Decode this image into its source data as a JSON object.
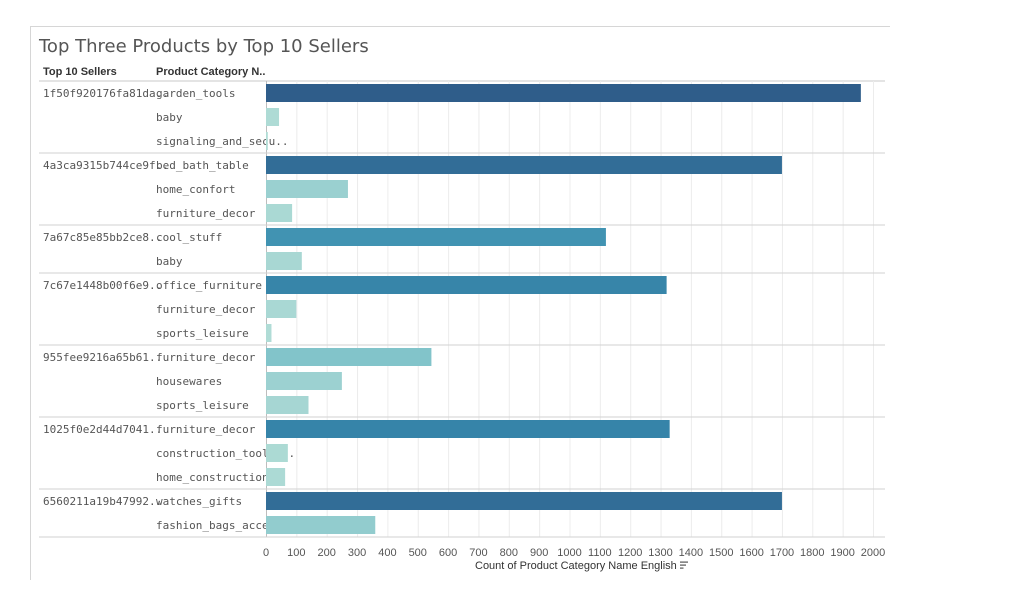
{
  "title": "Top Three Products by Top 10 Sellers",
  "headers": {
    "sellers": "Top 10 Sellers",
    "category": "Product Category N.."
  },
  "axis_title": "Count of Product Category Name English",
  "icons": {
    "sort": "sort-descending-icon"
  },
  "chart_data": {
    "type": "bar",
    "orientation": "horizontal",
    "xlim": [
      0,
      2000
    ],
    "xticks": [
      0,
      100,
      200,
      300,
      400,
      500,
      600,
      700,
      800,
      900,
      1000,
      1100,
      1200,
      1300,
      1400,
      1500,
      1600,
      1700,
      1800,
      1900,
      2000
    ],
    "xlabel": "Count of Product Category Name English",
    "grid": true,
    "colors": {
      "high": "#2e5a88",
      "low": "#b2ddd6"
    },
    "groups": [
      {
        "seller": "1f50f920176fa81da..",
        "rows": [
          {
            "category": "garden_tools",
            "value": 1960
          },
          {
            "category": "baby",
            "value": 43
          },
          {
            "category": "signaling_and_secu..",
            "value": 6
          }
        ]
      },
      {
        "seller": "4a3ca9315b744ce9f..",
        "rows": [
          {
            "category": "bed_bath_table",
            "value": 1700
          },
          {
            "category": "home_confort",
            "value": 270
          },
          {
            "category": "furniture_decor",
            "value": 86
          }
        ]
      },
      {
        "seller": "7a67c85e85bb2ce8..",
        "rows": [
          {
            "category": "cool_stuff",
            "value": 1120
          },
          {
            "category": "baby",
            "value": 118
          }
        ]
      },
      {
        "seller": "7c67e1448b00f6e9..",
        "rows": [
          {
            "category": "office_furniture",
            "value": 1320
          },
          {
            "category": "furniture_decor",
            "value": 100
          },
          {
            "category": "sports_leisure",
            "value": 18
          }
        ]
      },
      {
        "seller": "955fee9216a65b61..",
        "rows": [
          {
            "category": "furniture_decor",
            "value": 545
          },
          {
            "category": "housewares",
            "value": 250
          },
          {
            "category": "sports_leisure",
            "value": 140
          }
        ]
      },
      {
        "seller": "1025f0e2d44d7041..",
        "rows": [
          {
            "category": "furniture_decor",
            "value": 1330
          },
          {
            "category": "construction_tools_..",
            "value": 72
          },
          {
            "category": "home_construction",
            "value": 63
          }
        ]
      },
      {
        "seller": "6560211a19b47992..",
        "rows": [
          {
            "category": "watches_gifts",
            "value": 1700
          },
          {
            "category": "fashion_bags_acces..",
            "value": 360
          }
        ]
      }
    ]
  }
}
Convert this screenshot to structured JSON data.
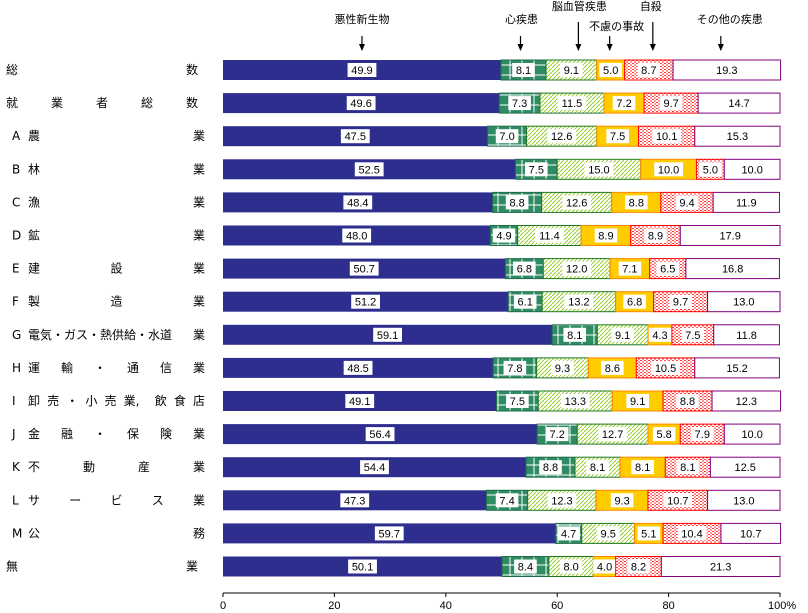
{
  "chart_data": {
    "type": "bar",
    "orientation": "horizontal",
    "stacked": "percent",
    "title": "",
    "xlabel": "",
    "ylabel": "",
    "xlim": [
      0,
      100
    ],
    "x_ticks": [
      "0",
      "20",
      "40",
      "60",
      "80",
      "100%"
    ],
    "x_tick_values": [
      0,
      20,
      40,
      60,
      80,
      100
    ],
    "grid": false,
    "legend_placement": "top (arrow annotations above segments)",
    "categories": [
      {
        "label": "総　　　　　　　　　数",
        "prefix": "",
        "parts": [
          "総",
          "数"
        ]
      },
      {
        "label": "就業者総数",
        "prefix": "",
        "parts": [
          "就",
          "業",
          "者",
          "総",
          "数"
        ]
      },
      {
        "label": "農業",
        "prefix": "A",
        "parts": [
          "農",
          "業"
        ]
      },
      {
        "label": "林業",
        "prefix": "B",
        "parts": [
          "林",
          "業"
        ]
      },
      {
        "label": "漁業",
        "prefix": "C",
        "parts": [
          "漁",
          "業"
        ]
      },
      {
        "label": "鉱業",
        "prefix": "D",
        "parts": [
          "鉱",
          "業"
        ]
      },
      {
        "label": "建設業",
        "prefix": "E",
        "parts": [
          "建",
          "設",
          "業"
        ]
      },
      {
        "label": "製造業",
        "prefix": "F",
        "parts": [
          "製",
          "造",
          "業"
        ]
      },
      {
        "label": "電気・ガス・熱供給・水道業",
        "prefix": "G",
        "parts": [
          "電気・ガス・熱供給・水道",
          "業"
        ]
      },
      {
        "label": "運輸・通信業",
        "prefix": "H",
        "parts": [
          "運",
          "輸",
          "・",
          "通",
          "信",
          "業"
        ]
      },
      {
        "label": "卸売・小売業，飲食店",
        "prefix": "I",
        "parts": [
          "卸",
          "売",
          "・",
          "小",
          "売",
          "業,",
          "飲",
          "食",
          "店"
        ]
      },
      {
        "label": "金融・保険業",
        "prefix": "J",
        "parts": [
          "金",
          "融",
          "・",
          "保",
          "険",
          "業"
        ]
      },
      {
        "label": "不動産業",
        "prefix": "K",
        "parts": [
          "不",
          "動",
          "産",
          "業"
        ]
      },
      {
        "label": "サービス業",
        "prefix": "L",
        "parts": [
          "サ",
          "ー",
          "ビ",
          "ス",
          "業"
        ]
      },
      {
        "label": "公務",
        "prefix": "M",
        "parts": [
          "公",
          "務"
        ]
      },
      {
        "label": "無業",
        "prefix": "",
        "parts": [
          "無",
          "業"
        ]
      }
    ],
    "series": [
      {
        "name": "悪性新生物",
        "color": "#2e2e8f",
        "pattern": "solid",
        "values": [
          49.9,
          49.6,
          47.5,
          52.5,
          48.4,
          48.0,
          50.7,
          51.2,
          59.1,
          48.5,
          49.1,
          56.4,
          54.4,
          47.3,
          59.7,
          50.1
        ]
      },
      {
        "name": "心疾患",
        "color": "#2e8b63",
        "pattern": "grid",
        "values": [
          8.1,
          7.3,
          7.0,
          7.5,
          8.8,
          4.9,
          6.8,
          6.1,
          8.1,
          7.8,
          7.5,
          7.2,
          8.8,
          7.4,
          4.7,
          8.4
        ]
      },
      {
        "name": "脳血管疾患",
        "color": "#9acd32",
        "pattern": "diagonal",
        "values": [
          9.1,
          11.5,
          12.6,
          15.0,
          12.6,
          11.4,
          12.0,
          13.2,
          9.1,
          9.3,
          13.3,
          12.7,
          8.1,
          12.3,
          9.5,
          8.0
        ]
      },
      {
        "name": "不慮の事故",
        "color": "#ffcc00",
        "pattern": "solid",
        "values": [
          5.0,
          7.2,
          7.5,
          10.0,
          8.8,
          8.9,
          7.1,
          6.8,
          4.3,
          8.6,
          9.1,
          5.8,
          8.1,
          9.3,
          5.1,
          4.0
        ]
      },
      {
        "name": "自殺",
        "color": "#ff0000",
        "pattern": "dots",
        "values": [
          8.7,
          9.7,
          10.1,
          5.0,
          9.4,
          8.9,
          6.5,
          9.7,
          7.5,
          10.5,
          8.8,
          7.9,
          8.1,
          10.7,
          10.4,
          8.2
        ]
      },
      {
        "name": "その他の疾患",
        "color": "#800080",
        "pattern": "white",
        "values": [
          19.3,
          14.7,
          15.3,
          10.0,
          11.9,
          17.9,
          16.8,
          13.0,
          11.8,
          15.2,
          12.3,
          10.0,
          12.5,
          13.0,
          10.7,
          21.3
        ]
      }
    ],
    "legend": [
      {
        "label": "悪性新生物",
        "series_index": 0
      },
      {
        "label": "心疾患",
        "series_index": 1
      },
      {
        "label": "脳血管疾患",
        "series_index": 2
      },
      {
        "label": "不慮の事故",
        "series_index": 3
      },
      {
        "label": "自殺",
        "series_index": 4
      },
      {
        "label": "その他の疾患",
        "series_index": 5
      }
    ]
  }
}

......

Copy out all the data exactly; skip the pictures.

Decode this image into its source data as a JSON object.
{
  "title": "Top Three Products by Top 10 Sellers",
  "headers": {
    "sellers": "Top 10 Sellers",
    "category": "Product Category N.."
  },
  "axis_title": "Count of Product Category Name English",
  "icons": {
    "sort": "sort-descending-icon"
  },
  "chart_data": {
    "type": "bar",
    "orientation": "horizontal",
    "xlim": [
      0,
      2000
    ],
    "xticks": [
      0,
      100,
      200,
      300,
      400,
      500,
      600,
      700,
      800,
      900,
      1000,
      1100,
      1200,
      1300,
      1400,
      1500,
      1600,
      1700,
      1800,
      1900,
      2000
    ],
    "xlabel": "Count of Product Category Name English",
    "grid": true,
    "colors": {
      "high": "#2e5a88",
      "low": "#b2ddd6"
    },
    "groups": [
      {
        "seller": "1f50f920176fa81da..",
        "rows": [
          {
            "category": "garden_tools",
            "value": 1960
          },
          {
            "category": "baby",
            "value": 43
          },
          {
            "category": "signaling_and_secu..",
            "value": 6
          }
        ]
      },
      {
        "seller": "4a3ca9315b744ce9f..",
        "rows": [
          {
            "category": "bed_bath_table",
            "value": 1700
          },
          {
            "category": "home_confort",
            "value": 270
          },
          {
            "category": "furniture_decor",
            "value": 86
          }
        ]
      },
      {
        "seller": "7a67c85e85bb2ce8..",
        "rows": [
          {
            "category": "cool_stuff",
            "value": 1120
          },
          {
            "category": "baby",
            "value": 118
          }
        ]
      },
      {
        "seller": "7c67e1448b00f6e9..",
        "rows": [
          {
            "category": "office_furniture",
            "value": 1320
          },
          {
            "category": "furniture_decor",
            "value": 100
          },
          {
            "category": "sports_leisure",
            "value": 18
          }
        ]
      },
      {
        "seller": "955fee9216a65b61..",
        "rows": [
          {
            "category": "furniture_decor",
            "value": 545
          },
          {
            "category": "housewares",
            "value": 250
          },
          {
            "category": "sports_leisure",
            "value": 140
          }
        ]
      },
      {
        "seller": "1025f0e2d44d7041..",
        "rows": [
          {
            "category": "furniture_decor",
            "value": 1330
          },
          {
            "category": "construction_tools_..",
            "value": 72
          },
          {
            "category": "home_construction",
            "value": 63
          }
        ]
      },
      {
        "seller": "6560211a19b47992..",
        "rows": [
          {
            "category": "watches_gifts",
            "value": 1700
          },
          {
            "category": "fashion_bags_acces..",
            "value": 360
          }
        ]
      }
    ]
  }
}
Convert this screenshot to structured JSON data.
{
  "chart_data": {
    "type": "bar",
    "orientation": "horizontal",
    "stacked": "percent",
    "title": "",
    "xlabel": "",
    "ylabel": "",
    "xlim": [
      0,
      100
    ],
    "x_ticks": [
      "0",
      "20",
      "40",
      "60",
      "80",
      "100%"
    ],
    "x_tick_values": [
      0,
      20,
      40,
      60,
      80,
      100
    ],
    "grid": false,
    "legend_placement": "top (arrow annotations above segments)",
    "categories": [
      {
        "label": "総　　　　　　　　　数",
        "prefix": "",
        "parts": [
          "総",
          "数"
        ]
      },
      {
        "label": "就業者総数",
        "prefix": "",
        "parts": [
          "就",
          "業",
          "者",
          "総",
          "数"
        ]
      },
      {
        "label": "農業",
        "prefix": "A",
        "parts": [
          "農",
          "業"
        ]
      },
      {
        "label": "林業",
        "prefix": "B",
        "parts": [
          "林",
          "業"
        ]
      },
      {
        "label": "漁業",
        "prefix": "C",
        "parts": [
          "漁",
          "業"
        ]
      },
      {
        "label": "鉱業",
        "prefix": "D",
        "parts": [
          "鉱",
          "業"
        ]
      },
      {
        "label": "建設業",
        "prefix": "E",
        "parts": [
          "建",
          "設",
          "業"
        ]
      },
      {
        "label": "製造業",
        "prefix": "F",
        "parts": [
          "製",
          "造",
          "業"
        ]
      },
      {
        "label": "電気・ガス・熱供給・水道業",
        "prefix": "G",
        "parts": [
          "電気・ガス・熱供給・水道",
          "業"
        ]
      },
      {
        "label": "運輸・通信業",
        "prefix": "H",
        "parts": [
          "運",
          "輸",
          "・",
          "通",
          "信",
          "業"
        ]
      },
      {
        "label": "卸売・小売業，飲食店",
        "prefix": "I",
        "parts": [
          "卸",
          "売",
          "・",
          "小",
          "売",
          "業,",
          "飲",
          "食",
          "店"
        ]
      },
      {
        "label": "金融・保険業",
        "prefix": "J",
        "parts": [
          "金",
          "融",
          "・",
          "保",
          "険",
          "業"
        ]
      },
      {
        "label": "不動産業",
        "prefix": "K",
        "parts": [
          "不",
          "動",
          "産",
          "業"
        ]
      },
      {
        "label": "サービス業",
        "prefix": "L",
        "parts": [
          "サ",
          "ー",
          "ビ",
          "ス",
          "業"
        ]
      },
      {
        "label": "公務",
        "prefix": "M",
        "parts": [
          "公",
          "務"
        ]
      },
      {
        "label": "無業",
        "prefix": "",
        "parts": [
          "無",
          "業"
        ]
      }
    ],
    "series": [
      {
        "name": "悪性新生物",
        "color": "#2e2e8f",
        "pattern": "solid",
        "values": [
          49.9,
          49.6,
          47.5,
          52.5,
          48.4,
          48.0,
          50.7,
          51.2,
          59.1,
          48.5,
          49.1,
          56.4,
          54.4,
          47.3,
          59.7,
          50.1
        ]
      },
      {
        "name": "心疾患",
        "color": "#2e8b63",
        "pattern": "grid",
        "values": [
          8.1,
          7.3,
          7.0,
          7.5,
          8.8,
          4.9,
          6.8,
          6.1,
          8.1,
          7.8,
          7.5,
          7.2,
          8.8,
          7.4,
          4.7,
          8.4
        ]
      },
      {
        "name": "脳血管疾患",
        "color": "#9acd32",
        "pattern": "diagonal",
        "values": [
          9.1,
          11.5,
          12.6,
          15.0,
          12.6,
          11.4,
          12.0,
          13.2,
          9.1,
          9.3,
          13.3,
          12.7,
          8.1,
          12.3,
          9.5,
          8.0
        ]
      },
      {
        "name": "不慮の事故",
        "color": "#ffcc00",
        "pattern": "solid",
        "values": [
          5.0,
          7.2,
          7.5,
          10.0,
          8.8,
          8.9,
          7.1,
          6.8,
          4.3,
          8.6,
          9.1,
          5.8,
          8.1,
          9.3,
          5.1,
          4.0
        ]
      },
      {
        "name": "自殺",
        "color": "#ff0000",
        "pattern": "dots",
        "values": [
          8.7,
          9.7,
          10.1,
          5.0,
          9.4,
          8.9,
          6.5,
          9.7,
          7.5,
          10.5,
          8.8,
          7.9,
          8.1,
          10.7,
          10.4,
          8.2
        ]
      },
      {
        "name": "その他の疾患",
        "color": "#800080",
        "pattern": "white",
        "values": [
          19.3,
          14.7,
          15.3,
          10.0,
          11.9,
          17.9,
          16.8,
          13.0,
          11.8,
          15.2,
          12.3,
          10.0,
          12.5,
          13.0,
          10.7,
          21.3
        ]
      }
    ],
    "legend": [
      {
        "label": "悪性新生物",
        "series_index": 0
      },
      {
        "label": "心疾患",
        "series_index": 1
      },
      {
        "label": "脳血管疾患",
        "series_index": 2
      },
      {
        "label": "不慮の事故",
        "series_index": 3
      },
      {
        "label": "自殺",
        "series_index": 4
      },
      {
        "label": "その他の疾患",
        "series_index": 5
      }
    ]
  }
}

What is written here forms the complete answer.